GIVEN EXERCISE:
Extract the complete listing and repeat it word for word.

MATERIAL FOR THIS EXERCISE:
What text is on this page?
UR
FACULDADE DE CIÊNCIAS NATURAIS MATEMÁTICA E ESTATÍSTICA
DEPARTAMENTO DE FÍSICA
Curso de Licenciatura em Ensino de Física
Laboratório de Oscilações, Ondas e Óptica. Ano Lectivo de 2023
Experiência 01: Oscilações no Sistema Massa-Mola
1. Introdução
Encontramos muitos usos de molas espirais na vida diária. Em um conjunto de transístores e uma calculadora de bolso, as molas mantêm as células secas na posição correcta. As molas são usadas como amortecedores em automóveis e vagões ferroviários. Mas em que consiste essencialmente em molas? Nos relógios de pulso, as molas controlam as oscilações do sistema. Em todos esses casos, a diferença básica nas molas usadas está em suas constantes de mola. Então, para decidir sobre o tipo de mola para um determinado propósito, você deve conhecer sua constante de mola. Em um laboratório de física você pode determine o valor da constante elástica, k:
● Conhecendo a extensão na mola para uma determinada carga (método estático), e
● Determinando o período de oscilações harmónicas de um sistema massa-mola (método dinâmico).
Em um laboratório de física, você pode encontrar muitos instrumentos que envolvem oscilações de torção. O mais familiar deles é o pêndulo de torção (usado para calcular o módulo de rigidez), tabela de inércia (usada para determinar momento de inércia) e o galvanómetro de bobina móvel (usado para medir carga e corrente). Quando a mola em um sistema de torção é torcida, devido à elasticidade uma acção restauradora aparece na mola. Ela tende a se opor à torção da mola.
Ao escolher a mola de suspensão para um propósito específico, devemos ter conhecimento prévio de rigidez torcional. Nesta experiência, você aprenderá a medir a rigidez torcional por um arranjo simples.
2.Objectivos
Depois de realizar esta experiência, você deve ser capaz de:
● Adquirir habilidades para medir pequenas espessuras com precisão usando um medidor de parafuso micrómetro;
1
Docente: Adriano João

CORRECT OUTPUT:
What text is on this page?
UR
FACULDADE DE CIÊNCIAS NATURAIS MATEMÁTICA E ESTATÍSTICA
DEPARTAMENTO DE FÍSICA
Curso de Licenciatura em Ensino de Física
Laboratório de Oscilações, Ondas e Óptica. Ano Lectivo de 2023
Experiência 01: Oscilações no Sistema Massa-Mola
1. Introdução
Encontramos muitos usos de molas espirais na vida diária. Em um conjunto de transístores e uma calculadora de bolso, as molas mantêm as células secas na posição correcta. As molas são usadas como amortecedores em automóveis e vagões ferroviários. Mas em que consiste essencialmente em molas? Nos relógios de pulso, as molas controlam as oscilações do sistema. Em todos esses casos, a diferença básica nas molas usadas está em suas constantes de mola. Então, para decidir sobre o tipo de mola para um determinado propósito, você deve conhecer sua constante de mola. Em um laboratório de física você pode determine o valor da constante elástica, k:
● Conhecendo a extensão na mola para uma determinada carga (método estático), e
● Determinando o período de oscilações harmónicas de um sistema massa-mola (método dinâmico).
Em um laboratório de física, você pode encontrar muitos instrumentos que envolvem oscilações de torção. O mais familiar deles é o pêndulo de torção (usado para calcular o módulo de rigidez), tabela de inércia (usada para determinar momento de inércia) e o galvanómetro de bobina móvel (usado para medir carga e corrente). Quando a mola em um sistema de torção é torcida, devido à elasticidade uma acção restauradora aparece na mola. Ela tende a se opor à torção da mola.
Ao escolher a mola de suspensão para um propósito específico, devemos ter conhecimento prévio de rigidez torcional. Nesta experiência, você aprenderá a medir a rigidez torcional por um arranjo simples.
2.Objectivos
Depois de realizar esta experiência, você deve ser capaz de:
● Adquirir habilidades para medir pequenas espessuras com precisão usando um medidor de parafuso micrómetro;
1
Docente: Adriano João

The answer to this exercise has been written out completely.